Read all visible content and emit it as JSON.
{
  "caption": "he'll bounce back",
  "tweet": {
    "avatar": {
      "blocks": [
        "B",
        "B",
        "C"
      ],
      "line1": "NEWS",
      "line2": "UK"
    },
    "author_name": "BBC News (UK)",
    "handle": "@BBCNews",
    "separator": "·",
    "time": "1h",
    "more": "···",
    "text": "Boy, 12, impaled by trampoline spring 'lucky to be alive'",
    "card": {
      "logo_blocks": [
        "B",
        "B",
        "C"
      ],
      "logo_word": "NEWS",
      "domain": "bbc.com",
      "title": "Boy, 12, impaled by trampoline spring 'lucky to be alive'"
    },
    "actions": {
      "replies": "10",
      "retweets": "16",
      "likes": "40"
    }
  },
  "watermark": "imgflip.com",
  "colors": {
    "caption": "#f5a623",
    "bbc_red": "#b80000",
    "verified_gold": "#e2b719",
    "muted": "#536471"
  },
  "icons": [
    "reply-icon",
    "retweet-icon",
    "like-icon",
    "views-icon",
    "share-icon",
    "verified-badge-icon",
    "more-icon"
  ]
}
⁂
> **Work required**: Extract all the material, leaving every line as it is.

> **Correct answer**:
Read all visible content and emit it as JSON.
{
  "caption": "he'll bounce back",
  "tweet": {
    "avatar": {
      "blocks": [
        "B",
        "B",
        "C"
      ],
      "line1": "NEWS",
      "line2": "UK"
    },
    "author_name": "BBC News (UK)",
    "handle": "@BBCNews",
    "separator": "·",
    "time": "1h",
    "more": "···",
    "text": "Boy, 12, impaled by trampoline spring 'lucky to be alive'",
    "card": {
      "logo_blocks": [
        "B",
        "B",
        "C"
      ],
      "logo_word": "NEWS",
      "domain": "bbc.com",
      "title": "Boy, 12, impaled by trampoline spring 'lucky to be alive'"
    },
    "actions": {
      "replies": "10",
      "retweets": "16",
      "likes": "40"
    }
  },
  "watermark": "imgflip.com",
  "colors": {
    "caption": "#f5a623",
    "bbc_red": "#b80000",
    "verified_gold": "#e2b719",
    "muted": "#536471"
  },
  "icons": [
    "reply-icon",
    "retweet-icon",
    "like-icon",
    "views-icon",
    "share-icon",
    "verified-badge-icon",
    "more-icon"
  ]
}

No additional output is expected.